▶ Problem statement
Return the full listing exactly as it is written.

(Dataset items)

START

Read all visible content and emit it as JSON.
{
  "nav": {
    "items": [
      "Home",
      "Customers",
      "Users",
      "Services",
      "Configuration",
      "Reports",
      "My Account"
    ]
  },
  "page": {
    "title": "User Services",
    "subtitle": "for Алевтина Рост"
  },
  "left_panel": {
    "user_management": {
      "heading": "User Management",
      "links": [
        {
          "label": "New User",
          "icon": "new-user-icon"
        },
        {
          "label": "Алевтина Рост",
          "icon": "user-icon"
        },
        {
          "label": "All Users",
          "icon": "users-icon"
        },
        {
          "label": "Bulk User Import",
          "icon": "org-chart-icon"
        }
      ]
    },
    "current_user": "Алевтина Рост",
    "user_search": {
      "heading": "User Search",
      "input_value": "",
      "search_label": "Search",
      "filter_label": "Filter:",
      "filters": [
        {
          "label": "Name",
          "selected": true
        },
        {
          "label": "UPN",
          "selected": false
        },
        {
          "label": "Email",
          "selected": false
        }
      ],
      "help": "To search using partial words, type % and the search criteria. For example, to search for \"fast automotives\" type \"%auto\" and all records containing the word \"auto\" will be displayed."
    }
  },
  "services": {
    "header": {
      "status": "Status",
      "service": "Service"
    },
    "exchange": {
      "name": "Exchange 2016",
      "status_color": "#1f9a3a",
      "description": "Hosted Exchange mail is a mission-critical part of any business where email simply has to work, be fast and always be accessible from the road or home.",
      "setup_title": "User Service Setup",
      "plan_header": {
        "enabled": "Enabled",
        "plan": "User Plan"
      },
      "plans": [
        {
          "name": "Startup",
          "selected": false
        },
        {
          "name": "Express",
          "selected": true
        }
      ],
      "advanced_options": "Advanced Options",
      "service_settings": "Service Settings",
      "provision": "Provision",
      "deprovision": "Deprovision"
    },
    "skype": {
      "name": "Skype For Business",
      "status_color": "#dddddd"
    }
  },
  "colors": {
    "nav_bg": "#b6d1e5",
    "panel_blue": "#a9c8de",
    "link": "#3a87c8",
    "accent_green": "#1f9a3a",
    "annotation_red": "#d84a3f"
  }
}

END

▶ Written solution
Read all visible content and emit it as JSON.
{
  "nav": {
    "items": [
      "Home",
      "Customers",
      "Users",
      "Services",
      "Configuration",
      "Reports",
      "My Account"
    ]
  },
  "page": {
    "title": "User Services",
    "subtitle": "for Алевтина Рост"
  },
  "left_panel": {
    "user_management": {
      "heading": "User Management",
      "links": [
        {
          "label": "New User",
          "icon": "new-user-icon"
        },
        {
          "label": "Алевтина Рост",
          "icon": "user-icon"
        },
        {
          "label": "All Users",
          "icon": "users-icon"
        },
        {
          "label": "Bulk User Import",
          "icon": "org-chart-icon"
        }
      ]
    },
    "current_user": "Алевтина Рост",
    "user_search": {
      "heading": "User Search",
      "input_value": "",
      "search_label": "Search",
      "filter_label": "Filter:",
      "filters": [
        {
          "label": "Name",
          "selected": true
        },
        {
          "label": "UPN",
          "selected": false
        },
        {
          "label": "Email",
          "selected": false
        }
      ],
      "help": "To search using partial words, type % and the search criteria. For example, to search for \"fast automotives\" type \"%auto\" and all records containing the word \"auto\" will be displayed."
    }
  },
  "services": {
    "header": {
      "status": "Status",
      "service": "Service"
    },
    "exchange": {
      "name": "Exchange 2016",
      "status_color": "#1f9a3a",
      "description": "Hosted Exchange mail is a mission-critical part of any business where email simply has to work, be fast and always be accessible from the road or home.",
      "setup_title": "User Service Setup",
      "plan_header": {
        "enabled": "Enabled",
        "plan": "User Plan"
      },
      "plans": [
        {
          "name": "Startup",
          "selected": false
        },
        {
          "name": "Express",
          "selected": true
        }
      ],
      "advanced_options": "Advanced Options",
      "service_settings": "Service Settings",
      "provision": "Provision",
      "deprovision": "Deprovision"
    },
    "skype": {
      "name": "Skype For Business",
      "status_color": "#dddddd"
    }
  },
  "colors": {
    "nav_bg": "#b6d1e5",
    "panel_blue": "#a9c8de",
    "link": "#3a87c8",
    "accent_green": "#1f9a3a",
    "annotation_red": "#d84a3f"
  }
}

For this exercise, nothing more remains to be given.